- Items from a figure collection
============
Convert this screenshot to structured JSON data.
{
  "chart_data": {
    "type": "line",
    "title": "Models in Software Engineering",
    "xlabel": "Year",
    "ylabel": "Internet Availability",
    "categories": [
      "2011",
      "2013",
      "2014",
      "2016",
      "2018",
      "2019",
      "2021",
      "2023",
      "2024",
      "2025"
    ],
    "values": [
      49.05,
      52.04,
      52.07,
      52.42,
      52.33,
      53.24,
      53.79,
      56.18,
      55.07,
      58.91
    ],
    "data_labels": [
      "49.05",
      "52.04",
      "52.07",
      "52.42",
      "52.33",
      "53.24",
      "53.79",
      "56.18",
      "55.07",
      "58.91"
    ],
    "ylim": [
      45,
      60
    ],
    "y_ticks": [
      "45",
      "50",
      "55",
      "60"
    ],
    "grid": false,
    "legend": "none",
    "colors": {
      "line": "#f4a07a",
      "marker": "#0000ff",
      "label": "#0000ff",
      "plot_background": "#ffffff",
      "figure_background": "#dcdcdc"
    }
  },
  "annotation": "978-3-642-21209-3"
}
============
- PROMPT
Each line above must be printed exactly as it appears.

- THE COMPLETED TASK
Convert this screenshot to structured JSON data.
{
  "chart_data": {
    "type": "line",
    "title": "Models in Software Engineering",
    "xlabel": "Year",
    "ylabel": "Internet Availability",
    "categories": [
      "2011",
      "2013",
      "2014",
      "2016",
      "2018",
      "2019",
      "2021",
      "2023",
      "2024",
      "2025"
    ],
    "values": [
      49.05,
      52.04,
      52.07,
      52.42,
      52.33,
      53.24,
      53.79,
      56.18,
      55.07,
      58.91
    ],
    "data_labels": [
      "49.05",
      "52.04",
      "52.07",
      "52.42",
      "52.33",
      "53.24",
      "53.79",
      "56.18",
      "55.07",
      "58.91"
    ],
    "ylim": [
      45,
      60
    ],
    "y_ticks": [
      "45",
      "50",
      "55",
      "60"
    ],
    "grid": false,
    "legend": "none",
    "colors": {
      "line": "#f4a07a",
      "marker": "#0000ff",
      "label": "#0000ff",
      "plot_background": "#ffffff",
      "figure_background": "#dcdcdc"
    }
  },
  "annotation": "978-3-642-21209-3"
}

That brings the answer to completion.